>> START
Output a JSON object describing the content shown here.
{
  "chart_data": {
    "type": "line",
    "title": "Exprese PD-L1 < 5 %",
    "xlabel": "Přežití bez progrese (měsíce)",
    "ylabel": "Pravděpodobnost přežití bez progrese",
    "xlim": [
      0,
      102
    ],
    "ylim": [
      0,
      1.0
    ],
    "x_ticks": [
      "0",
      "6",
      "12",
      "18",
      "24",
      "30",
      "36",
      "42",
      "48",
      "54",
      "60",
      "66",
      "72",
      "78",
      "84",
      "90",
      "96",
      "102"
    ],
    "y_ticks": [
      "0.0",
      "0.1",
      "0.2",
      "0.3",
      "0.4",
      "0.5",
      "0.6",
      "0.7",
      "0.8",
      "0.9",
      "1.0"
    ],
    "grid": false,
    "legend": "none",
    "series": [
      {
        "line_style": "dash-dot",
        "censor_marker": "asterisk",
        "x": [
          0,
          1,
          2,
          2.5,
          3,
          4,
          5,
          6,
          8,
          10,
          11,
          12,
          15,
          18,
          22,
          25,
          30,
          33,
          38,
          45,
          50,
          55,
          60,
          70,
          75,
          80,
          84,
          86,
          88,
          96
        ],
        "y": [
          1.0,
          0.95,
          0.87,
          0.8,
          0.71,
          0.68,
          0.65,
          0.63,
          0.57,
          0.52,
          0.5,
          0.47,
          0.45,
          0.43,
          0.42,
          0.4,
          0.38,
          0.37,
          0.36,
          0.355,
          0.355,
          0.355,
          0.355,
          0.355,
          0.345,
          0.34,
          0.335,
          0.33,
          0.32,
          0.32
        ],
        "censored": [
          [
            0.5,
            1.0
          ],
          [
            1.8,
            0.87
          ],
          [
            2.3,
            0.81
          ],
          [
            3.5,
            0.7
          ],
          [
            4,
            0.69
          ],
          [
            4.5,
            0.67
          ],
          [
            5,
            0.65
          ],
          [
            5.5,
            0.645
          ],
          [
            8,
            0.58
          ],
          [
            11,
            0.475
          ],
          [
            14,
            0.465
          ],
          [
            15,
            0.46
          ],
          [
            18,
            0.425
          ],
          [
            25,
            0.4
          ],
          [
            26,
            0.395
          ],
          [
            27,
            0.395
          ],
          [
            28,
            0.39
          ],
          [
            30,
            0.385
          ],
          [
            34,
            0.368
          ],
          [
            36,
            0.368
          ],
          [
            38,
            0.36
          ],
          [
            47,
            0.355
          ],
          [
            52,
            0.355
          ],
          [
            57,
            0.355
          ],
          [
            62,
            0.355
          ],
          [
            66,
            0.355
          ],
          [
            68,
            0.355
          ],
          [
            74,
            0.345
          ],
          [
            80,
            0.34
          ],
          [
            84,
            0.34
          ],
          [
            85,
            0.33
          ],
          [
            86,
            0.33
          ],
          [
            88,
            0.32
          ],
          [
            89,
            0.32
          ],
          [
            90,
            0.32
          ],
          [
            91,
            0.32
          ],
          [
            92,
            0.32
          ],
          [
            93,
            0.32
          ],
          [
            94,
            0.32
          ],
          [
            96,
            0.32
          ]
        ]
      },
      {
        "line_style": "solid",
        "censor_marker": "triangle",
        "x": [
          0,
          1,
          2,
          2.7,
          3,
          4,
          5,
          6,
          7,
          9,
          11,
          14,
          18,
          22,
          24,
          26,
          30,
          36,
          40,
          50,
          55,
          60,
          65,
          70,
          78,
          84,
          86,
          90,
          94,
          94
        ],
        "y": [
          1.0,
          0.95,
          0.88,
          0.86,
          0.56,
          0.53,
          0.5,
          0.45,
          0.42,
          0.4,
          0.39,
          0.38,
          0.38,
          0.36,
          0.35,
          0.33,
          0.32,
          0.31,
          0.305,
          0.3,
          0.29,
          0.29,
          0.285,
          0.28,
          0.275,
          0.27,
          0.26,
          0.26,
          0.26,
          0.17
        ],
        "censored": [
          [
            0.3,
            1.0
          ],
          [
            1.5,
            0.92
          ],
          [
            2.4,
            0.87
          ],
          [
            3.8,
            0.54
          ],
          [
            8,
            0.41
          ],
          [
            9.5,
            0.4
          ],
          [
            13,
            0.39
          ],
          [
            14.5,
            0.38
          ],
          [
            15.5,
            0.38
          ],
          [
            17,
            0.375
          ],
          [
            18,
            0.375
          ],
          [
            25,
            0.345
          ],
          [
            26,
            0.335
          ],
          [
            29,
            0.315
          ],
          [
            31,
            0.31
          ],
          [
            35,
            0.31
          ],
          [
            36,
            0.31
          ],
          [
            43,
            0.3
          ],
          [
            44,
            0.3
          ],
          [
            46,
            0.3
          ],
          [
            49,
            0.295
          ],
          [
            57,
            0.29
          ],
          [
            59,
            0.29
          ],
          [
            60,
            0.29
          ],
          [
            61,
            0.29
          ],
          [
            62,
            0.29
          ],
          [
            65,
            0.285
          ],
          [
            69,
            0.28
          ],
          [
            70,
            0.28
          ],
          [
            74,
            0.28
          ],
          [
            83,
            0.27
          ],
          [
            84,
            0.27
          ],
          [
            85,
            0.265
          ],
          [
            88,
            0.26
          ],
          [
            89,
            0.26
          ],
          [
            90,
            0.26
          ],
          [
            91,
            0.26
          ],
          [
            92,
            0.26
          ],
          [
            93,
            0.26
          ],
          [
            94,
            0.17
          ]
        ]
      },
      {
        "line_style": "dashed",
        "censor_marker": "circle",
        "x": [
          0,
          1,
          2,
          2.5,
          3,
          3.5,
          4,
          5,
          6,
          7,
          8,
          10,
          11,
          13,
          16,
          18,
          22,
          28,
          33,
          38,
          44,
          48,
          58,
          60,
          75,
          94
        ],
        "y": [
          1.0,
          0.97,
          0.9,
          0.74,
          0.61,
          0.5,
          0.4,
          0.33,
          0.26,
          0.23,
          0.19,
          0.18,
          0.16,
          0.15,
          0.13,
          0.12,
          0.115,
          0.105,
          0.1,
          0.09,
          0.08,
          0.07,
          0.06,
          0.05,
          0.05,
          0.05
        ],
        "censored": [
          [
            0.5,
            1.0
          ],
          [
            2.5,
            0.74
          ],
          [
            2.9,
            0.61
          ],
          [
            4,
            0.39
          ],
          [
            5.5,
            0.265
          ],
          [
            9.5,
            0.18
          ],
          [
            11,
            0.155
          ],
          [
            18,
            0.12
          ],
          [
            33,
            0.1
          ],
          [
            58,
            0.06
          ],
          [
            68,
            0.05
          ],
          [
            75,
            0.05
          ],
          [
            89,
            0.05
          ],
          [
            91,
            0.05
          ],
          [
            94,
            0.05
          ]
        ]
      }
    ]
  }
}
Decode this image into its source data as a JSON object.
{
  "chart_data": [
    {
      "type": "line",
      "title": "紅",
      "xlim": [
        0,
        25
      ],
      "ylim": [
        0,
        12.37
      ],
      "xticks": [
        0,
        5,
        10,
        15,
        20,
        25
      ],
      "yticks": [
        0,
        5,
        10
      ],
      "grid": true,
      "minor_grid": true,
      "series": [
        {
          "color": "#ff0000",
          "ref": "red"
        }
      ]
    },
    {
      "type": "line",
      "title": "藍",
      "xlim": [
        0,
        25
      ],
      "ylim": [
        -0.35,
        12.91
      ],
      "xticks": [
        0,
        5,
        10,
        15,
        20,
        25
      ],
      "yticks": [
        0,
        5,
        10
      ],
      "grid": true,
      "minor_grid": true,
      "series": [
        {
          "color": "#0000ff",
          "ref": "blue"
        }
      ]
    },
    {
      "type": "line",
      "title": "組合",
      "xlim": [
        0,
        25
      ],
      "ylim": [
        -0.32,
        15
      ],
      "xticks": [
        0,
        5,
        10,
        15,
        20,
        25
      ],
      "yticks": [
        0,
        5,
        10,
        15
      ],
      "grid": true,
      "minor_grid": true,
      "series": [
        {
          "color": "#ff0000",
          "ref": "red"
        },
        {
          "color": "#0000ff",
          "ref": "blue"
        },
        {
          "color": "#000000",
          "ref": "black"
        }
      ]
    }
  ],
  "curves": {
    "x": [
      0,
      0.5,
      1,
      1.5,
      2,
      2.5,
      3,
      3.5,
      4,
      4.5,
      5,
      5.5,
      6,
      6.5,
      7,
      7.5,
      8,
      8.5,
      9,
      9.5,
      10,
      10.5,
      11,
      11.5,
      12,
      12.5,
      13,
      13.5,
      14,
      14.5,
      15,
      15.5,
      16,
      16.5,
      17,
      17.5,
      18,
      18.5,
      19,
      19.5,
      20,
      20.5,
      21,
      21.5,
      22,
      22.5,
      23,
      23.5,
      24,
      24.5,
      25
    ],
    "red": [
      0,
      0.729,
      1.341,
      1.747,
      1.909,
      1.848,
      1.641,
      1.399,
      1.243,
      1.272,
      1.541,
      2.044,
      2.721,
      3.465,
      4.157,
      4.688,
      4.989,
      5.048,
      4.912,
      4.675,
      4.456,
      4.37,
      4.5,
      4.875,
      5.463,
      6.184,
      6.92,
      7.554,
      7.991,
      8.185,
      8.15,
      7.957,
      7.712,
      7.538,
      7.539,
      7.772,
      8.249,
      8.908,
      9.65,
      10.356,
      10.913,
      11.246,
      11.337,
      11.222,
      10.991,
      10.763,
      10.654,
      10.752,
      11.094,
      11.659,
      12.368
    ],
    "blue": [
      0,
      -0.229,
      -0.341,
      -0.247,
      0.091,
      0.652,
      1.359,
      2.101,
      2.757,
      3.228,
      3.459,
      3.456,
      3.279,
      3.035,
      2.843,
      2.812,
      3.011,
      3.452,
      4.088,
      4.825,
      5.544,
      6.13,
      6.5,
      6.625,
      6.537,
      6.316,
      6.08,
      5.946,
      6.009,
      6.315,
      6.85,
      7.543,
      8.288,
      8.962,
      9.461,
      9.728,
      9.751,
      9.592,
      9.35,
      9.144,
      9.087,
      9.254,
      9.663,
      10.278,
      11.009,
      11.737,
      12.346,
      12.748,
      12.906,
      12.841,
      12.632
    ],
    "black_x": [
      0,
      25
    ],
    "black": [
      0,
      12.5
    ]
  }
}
>> END
* _Exercise_
Pull out each line of the listing that holds the string "JSON".

* _Task solution_
Output a JSON object describing the content shown here.
Decode this image into its source data as a JSON object.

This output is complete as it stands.